## What to do
Each record that follows should be repeated exactly, minus any images.

##### Listed records #####

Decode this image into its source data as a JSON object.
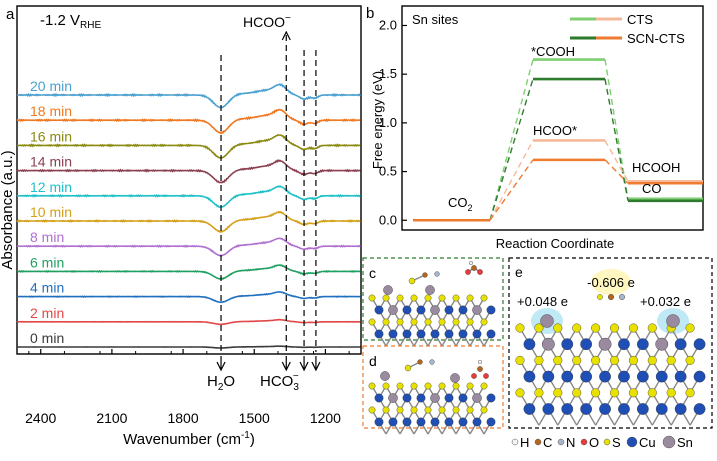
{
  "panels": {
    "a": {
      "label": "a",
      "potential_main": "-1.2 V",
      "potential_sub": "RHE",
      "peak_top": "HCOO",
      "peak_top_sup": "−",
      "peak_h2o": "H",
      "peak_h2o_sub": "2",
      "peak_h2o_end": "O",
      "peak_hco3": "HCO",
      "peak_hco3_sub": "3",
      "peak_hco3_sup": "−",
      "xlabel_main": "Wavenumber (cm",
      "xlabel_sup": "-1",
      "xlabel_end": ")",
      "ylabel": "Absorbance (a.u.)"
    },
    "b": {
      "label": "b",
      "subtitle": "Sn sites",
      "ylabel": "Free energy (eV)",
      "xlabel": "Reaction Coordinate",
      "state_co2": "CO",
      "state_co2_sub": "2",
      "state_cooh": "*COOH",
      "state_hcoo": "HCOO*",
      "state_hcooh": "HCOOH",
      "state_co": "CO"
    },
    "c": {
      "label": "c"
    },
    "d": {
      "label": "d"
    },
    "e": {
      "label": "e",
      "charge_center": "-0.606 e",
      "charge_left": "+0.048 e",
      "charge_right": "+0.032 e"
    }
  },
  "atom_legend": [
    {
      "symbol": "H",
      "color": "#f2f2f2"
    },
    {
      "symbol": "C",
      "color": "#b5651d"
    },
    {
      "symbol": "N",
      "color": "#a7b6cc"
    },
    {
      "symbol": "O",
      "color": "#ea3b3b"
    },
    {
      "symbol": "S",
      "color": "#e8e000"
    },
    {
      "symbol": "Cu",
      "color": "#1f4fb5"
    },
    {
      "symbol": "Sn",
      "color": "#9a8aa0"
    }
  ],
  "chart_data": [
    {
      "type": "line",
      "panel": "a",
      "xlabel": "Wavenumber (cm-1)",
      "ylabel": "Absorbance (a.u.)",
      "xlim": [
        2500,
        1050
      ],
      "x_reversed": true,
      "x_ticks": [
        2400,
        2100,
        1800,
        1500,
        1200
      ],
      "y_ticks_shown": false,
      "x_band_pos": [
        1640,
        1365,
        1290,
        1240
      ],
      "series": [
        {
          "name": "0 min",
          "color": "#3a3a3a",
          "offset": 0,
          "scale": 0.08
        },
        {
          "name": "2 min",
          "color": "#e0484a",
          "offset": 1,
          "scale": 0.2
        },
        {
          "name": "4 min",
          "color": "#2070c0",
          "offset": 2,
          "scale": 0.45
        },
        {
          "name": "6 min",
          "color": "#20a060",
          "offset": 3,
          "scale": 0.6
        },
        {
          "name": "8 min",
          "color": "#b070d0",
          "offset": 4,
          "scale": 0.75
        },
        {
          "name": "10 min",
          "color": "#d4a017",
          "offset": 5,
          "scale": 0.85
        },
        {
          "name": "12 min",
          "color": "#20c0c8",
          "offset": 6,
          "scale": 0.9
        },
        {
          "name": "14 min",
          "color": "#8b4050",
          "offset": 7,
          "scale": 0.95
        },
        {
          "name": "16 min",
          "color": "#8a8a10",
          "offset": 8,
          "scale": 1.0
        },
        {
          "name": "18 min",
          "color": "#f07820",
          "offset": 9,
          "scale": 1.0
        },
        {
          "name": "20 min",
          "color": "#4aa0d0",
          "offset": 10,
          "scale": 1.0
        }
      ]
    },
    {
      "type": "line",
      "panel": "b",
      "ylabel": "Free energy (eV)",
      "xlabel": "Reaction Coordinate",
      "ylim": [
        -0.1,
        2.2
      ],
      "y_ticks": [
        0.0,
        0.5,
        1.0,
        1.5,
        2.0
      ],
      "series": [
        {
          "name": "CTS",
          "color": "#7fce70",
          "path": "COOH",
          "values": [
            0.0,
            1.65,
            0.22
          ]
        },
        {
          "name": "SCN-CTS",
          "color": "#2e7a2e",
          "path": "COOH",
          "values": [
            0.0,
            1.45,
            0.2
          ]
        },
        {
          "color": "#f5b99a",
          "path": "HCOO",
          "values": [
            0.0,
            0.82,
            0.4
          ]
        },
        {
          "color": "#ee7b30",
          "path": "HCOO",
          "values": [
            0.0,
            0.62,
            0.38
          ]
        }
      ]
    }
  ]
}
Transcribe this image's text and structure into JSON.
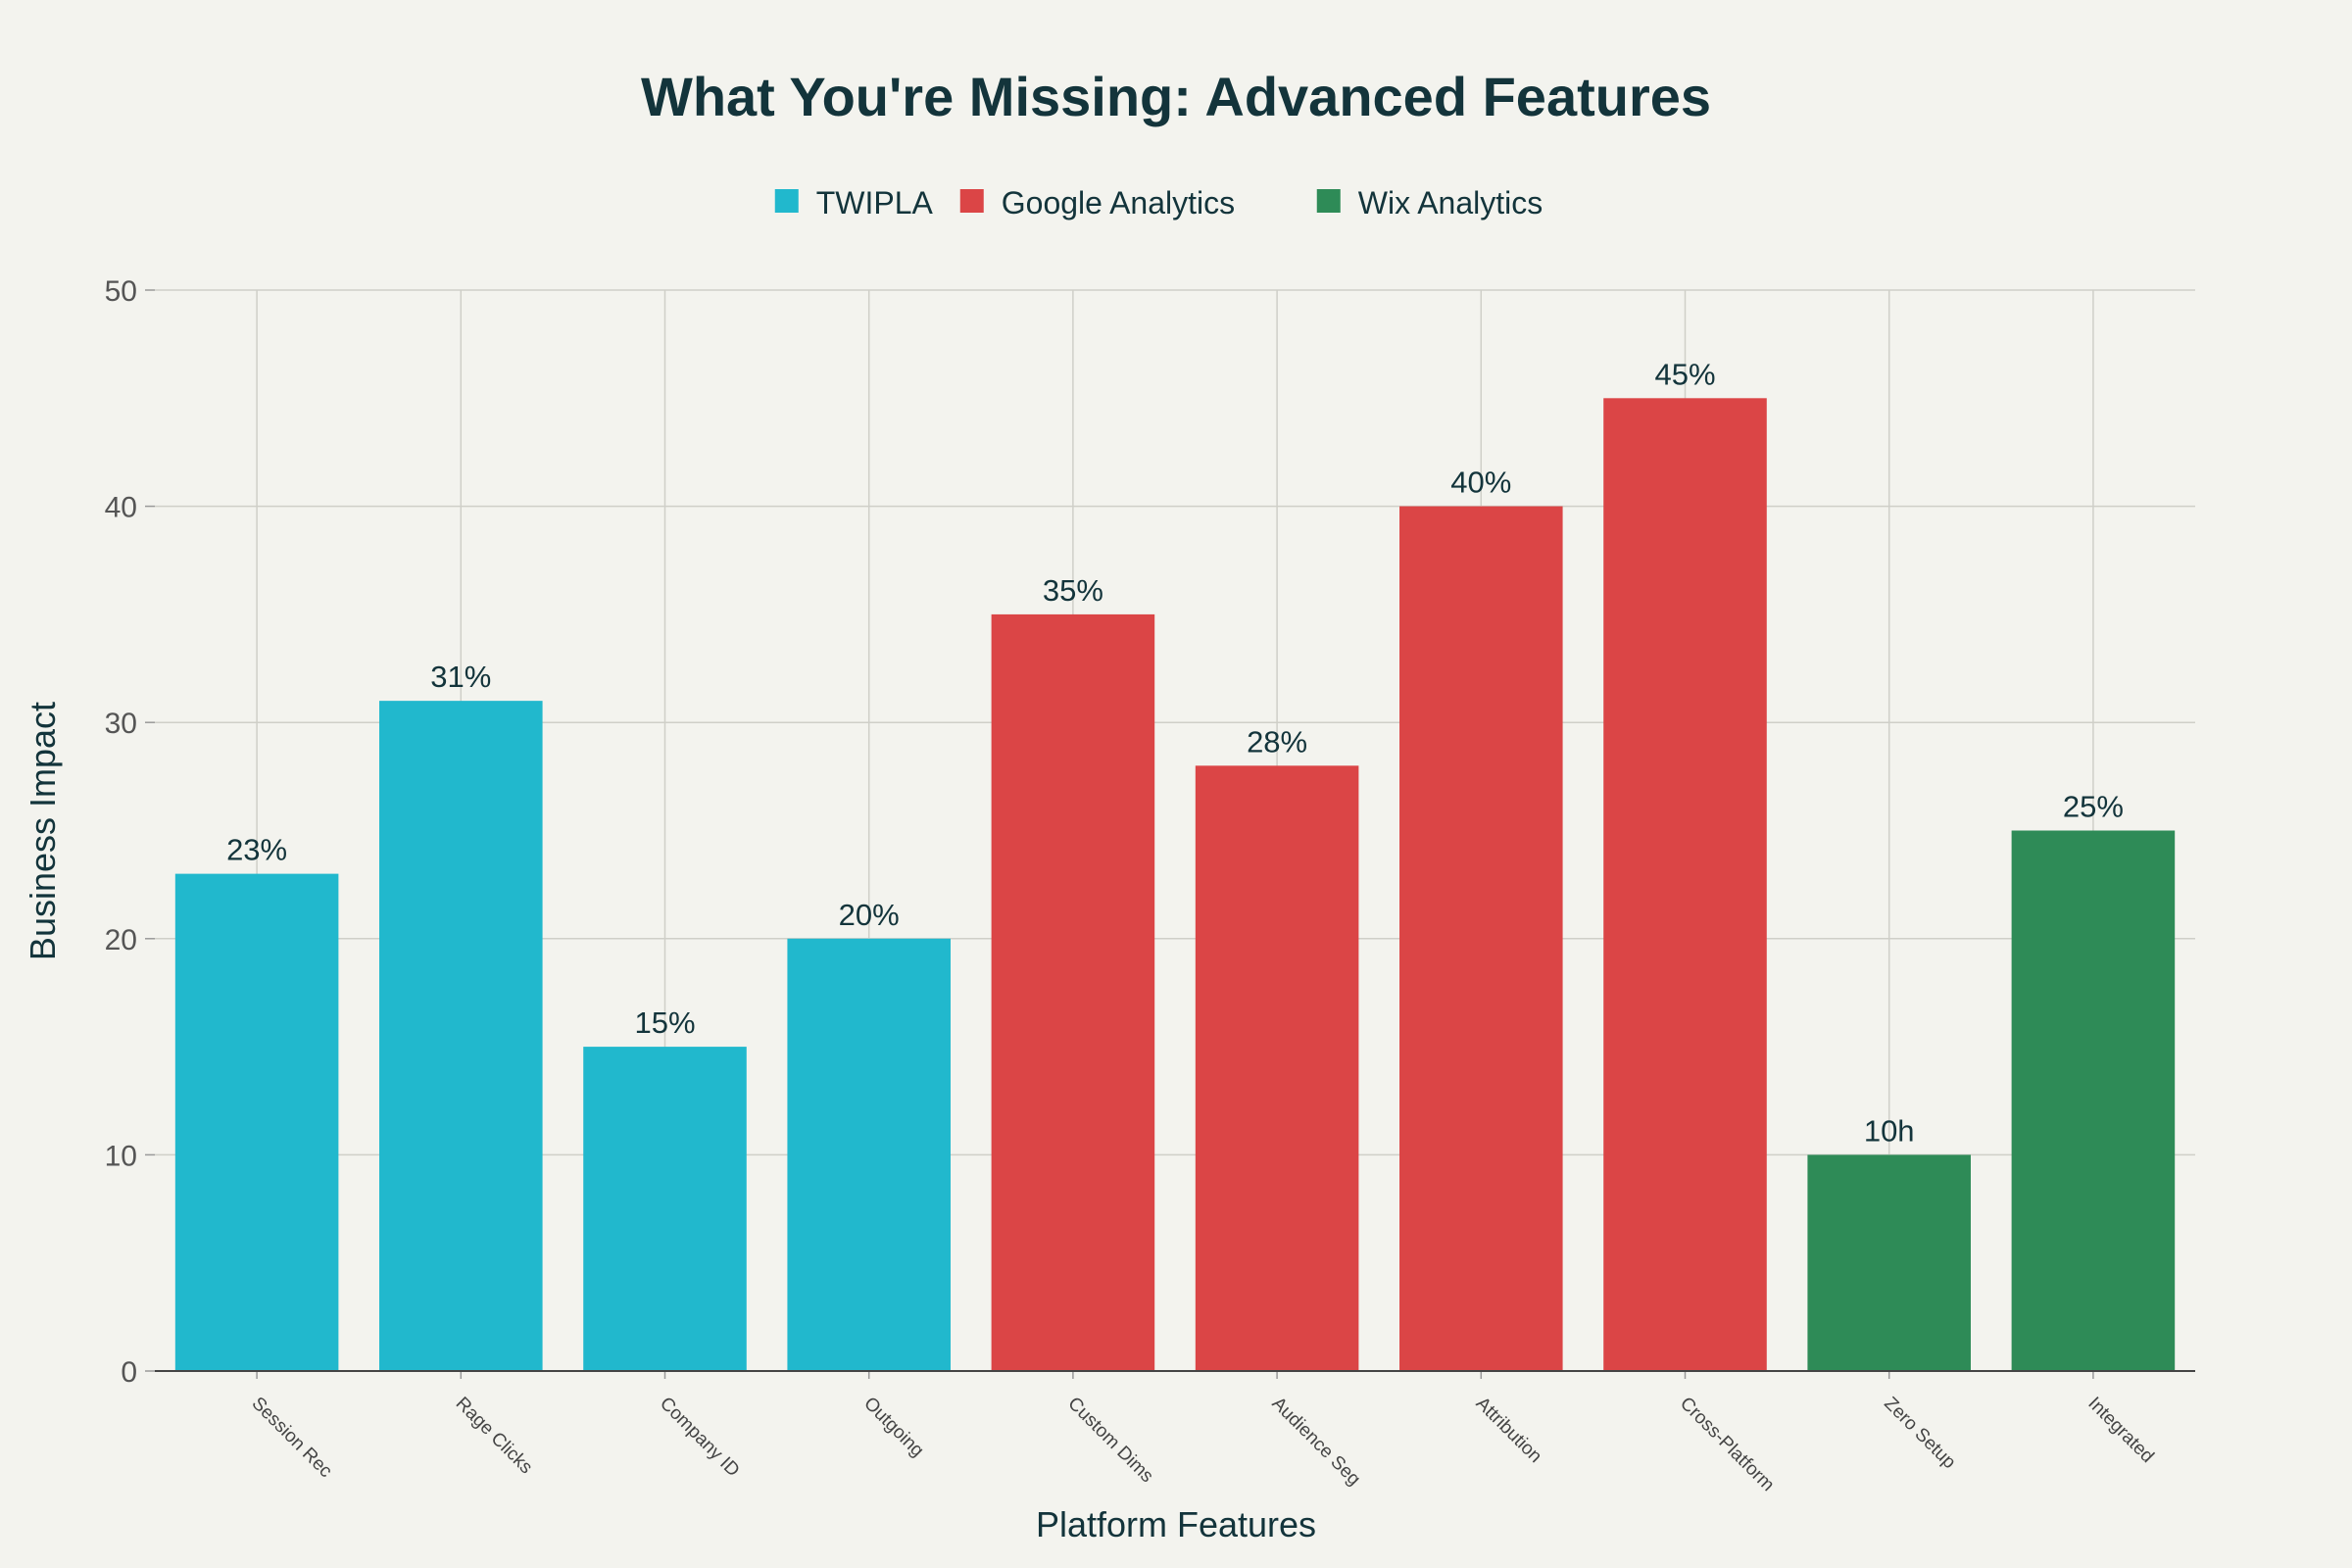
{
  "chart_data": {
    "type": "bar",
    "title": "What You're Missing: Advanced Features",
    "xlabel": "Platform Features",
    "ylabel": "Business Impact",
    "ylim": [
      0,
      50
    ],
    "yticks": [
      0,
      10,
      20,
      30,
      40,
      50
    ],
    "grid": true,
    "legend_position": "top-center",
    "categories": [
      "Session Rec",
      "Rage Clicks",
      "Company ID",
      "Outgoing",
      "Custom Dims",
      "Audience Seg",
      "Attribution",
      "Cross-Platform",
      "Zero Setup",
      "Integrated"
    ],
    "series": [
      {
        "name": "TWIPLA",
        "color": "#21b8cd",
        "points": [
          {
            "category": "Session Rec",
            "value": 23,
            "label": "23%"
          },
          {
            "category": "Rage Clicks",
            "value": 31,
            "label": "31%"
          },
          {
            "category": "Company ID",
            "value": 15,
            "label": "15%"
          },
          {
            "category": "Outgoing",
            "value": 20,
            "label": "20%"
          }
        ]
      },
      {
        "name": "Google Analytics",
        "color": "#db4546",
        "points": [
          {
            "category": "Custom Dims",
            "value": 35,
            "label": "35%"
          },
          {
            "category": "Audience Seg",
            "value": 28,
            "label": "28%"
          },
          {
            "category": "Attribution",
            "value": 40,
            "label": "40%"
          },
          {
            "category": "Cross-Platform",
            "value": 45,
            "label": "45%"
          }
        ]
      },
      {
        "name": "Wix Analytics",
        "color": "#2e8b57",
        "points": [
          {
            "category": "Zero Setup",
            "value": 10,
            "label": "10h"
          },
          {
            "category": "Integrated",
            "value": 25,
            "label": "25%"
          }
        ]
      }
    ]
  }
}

#####

## Solution for this task
Decode this image into its source data as a JSON object.
{
  "panels": {
    "a": {
      "label": "a",
      "potential_main": "-1.2 V",
      "potential_sub": "RHE",
      "peak_top": "HCOO",
      "peak_top_sup": "−",
      "peak_h2o": "H",
      "peak_h2o_sub": "2",
      "peak_h2o_end": "O",
      "peak_hco3": "HCO",
      "peak_hco3_sub": "3",
      "peak_hco3_sup": "−",
      "xlabel_main": "Wavenumber (cm",
      "xlabel_sup": "-1",
      "xlabel_end": ")",
      "ylabel": "Absorbance (a.u.)"
    },
    "b": {
      "label": "b",
      "subtitle": "Sn sites",
      "ylabel": "Free energy (eV)",
      "xlabel": "Reaction Coordinate",
      "state_co2": "CO",
      "state_co2_sub": "2",
      "state_cooh": "*COOH",
      "state_hcoo": "HCOO*",
      "state_hcooh": "HCOOH",
      "state_co": "CO"
    },
    "c": {
      "label": "c"
    },
    "d": {
      "label": "d"
    },
    "e": {
      "label": "e",
      "charge_center": "-0.606 e",
      "charge_left": "+0.048 e",
      "charge_right": "+0.032 e"
    }
  },
  "atom_legend": [
    {
      "symbol": "H",
      "color": "#f2f2f2"
    },
    {
      "symbol": "C",
      "color": "#b5651d"
    },
    {
      "symbol": "N",
      "color": "#a7b6cc"
    },
    {
      "symbol": "O",
      "color": "#ea3b3b"
    },
    {
      "symbol": "S",
      "color": "#e8e000"
    },
    {
      "symbol": "Cu",
      "color": "#1f4fb5"
    },
    {
      "symbol": "Sn",
      "color": "#9a8aa0"
    }
  ],
  "chart_data": [
    {
      "type": "line",
      "panel": "a",
      "xlabel": "Wavenumber (cm-1)",
      "ylabel": "Absorbance (a.u.)",
      "xlim": [
        2500,
        1050
      ],
      "x_reversed": true,
      "x_ticks": [
        2400,
        2100,
        1800,
        1500,
        1200
      ],
      "y_ticks_shown": false,
      "x_band_pos": [
        1640,
        1365,
        1290,
        1240
      ],
      "series": [
        {
          "name": "0 min",
          "color": "#3a3a3a",
          "offset": 0,
          "scale": 0.08
        },
        {
          "name": "2 min",
          "color": "#e0484a",
          "offset": 1,
          "scale": 0.2
        },
        {
          "name": "4 min",
          "color": "#2070c0",
          "offset": 2,
          "scale": 0.45
        },
        {
          "name": "6 min",
          "color": "#20a060",
          "offset": 3,
          "scale": 0.6
        },
        {
          "name": "8 min",
          "color": "#b070d0",
          "offset": 4,
          "scale": 0.75
        },
        {
          "name": "10 min",
          "color": "#d4a017",
          "offset": 5,
          "scale": 0.85
        },
        {
          "name": "12 min",
          "color": "#20c0c8",
          "offset": 6,
          "scale": 0.9
        },
        {
          "name": "14 min",
          "color": "#8b4050",
          "offset": 7,
          "scale": 0.95
        },
        {
          "name": "16 min",
          "color": "#8a8a10",
          "offset": 8,
          "scale": 1.0
        },
        {
          "name": "18 min",
          "color": "#f07820",
          "offset": 9,
          "scale": 1.0
        },
        {
          "name": "20 min",
          "color": "#4aa0d0",
          "offset": 10,
          "scale": 1.0
        }
      ]
    },
    {
      "type": "line",
      "panel": "b",
      "ylabel": "Free energy (eV)",
      "xlabel": "Reaction Coordinate",
      "ylim": [
        -0.1,
        2.2
      ],
      "y_ticks": [
        0.0,
        0.5,
        1.0,
        1.5,
        2.0
      ],
      "series": [
        {
          "name": "CTS",
          "color": "#7fce70",
          "path": "COOH",
          "values": [
            0.0,
            1.65,
            0.22
          ]
        },
        {
          "name": "SCN-CTS",
          "color": "#2e7a2e",
          "path": "COOH",
          "values": [
            0.0,
            1.45,
            0.2
          ]
        },
        {
          "color": "#f5b99a",
          "path": "HCOO",
          "values": [
            0.0,
            0.82,
            0.4
          ]
        },
        {
          "color": "#ee7b30",
          "path": "HCOO",
          "values": [
            0.0,
            0.62,
            0.38
          ]
        }
      ]
    }
  ]
}
Transcribe this image's text and structure into JSON.
{
  "chart_data": {
    "type": "bar",
    "title": "What You're Missing: Advanced Features",
    "xlabel": "Platform Features",
    "ylabel": "Business Impact",
    "ylim": [
      0,
      50
    ],
    "yticks": [
      0,
      10,
      20,
      30,
      40,
      50
    ],
    "grid": true,
    "legend_position": "top-center",
    "categories": [
      "Session Rec",
      "Rage Clicks",
      "Company ID",
      "Outgoing",
      "Custom Dims",
      "Audience Seg",
      "Attribution",
      "Cross-Platform",
      "Zero Setup",
      "Integrated"
    ],
    "series": [
      {
        "name": "TWIPLA",
        "color": "#21b8cd",
        "points": [
          {
            "category": "Session Rec",
            "value": 23,
            "label": "23%"
          },
          {
            "category": "Rage Clicks",
            "value": 31,
            "label": "31%"
          },
          {
            "category": "Company ID",
            "value": 15,
            "label": "15%"
          },
          {
            "category": "Outgoing",
            "value": 20,
            "label": "20%"
          }
        ]
      },
      {
        "name": "Google Analytics",
        "color": "#db4546",
        "points": [
          {
            "category": "Custom Dims",
            "value": 35,
            "label": "35%"
          },
          {
            "category": "Audience Seg",
            "value": 28,
            "label": "28%"
          },
          {
            "category": "Attribution",
            "value": 40,
            "label": "40%"
          },
          {
            "category": "Cross-Platform",
            "value": 45,
            "label": "45%"
          }
        ]
      },
      {
        "name": "Wix Analytics",
        "color": "#2e8b57",
        "points": [
          {
            "category": "Zero Setup",
            "value": 10,
            "label": "10h"
          },
          {
            "category": "Integrated",
            "value": 25,
            "label": "25%"
          }
        ]
      }
    ]
  }
}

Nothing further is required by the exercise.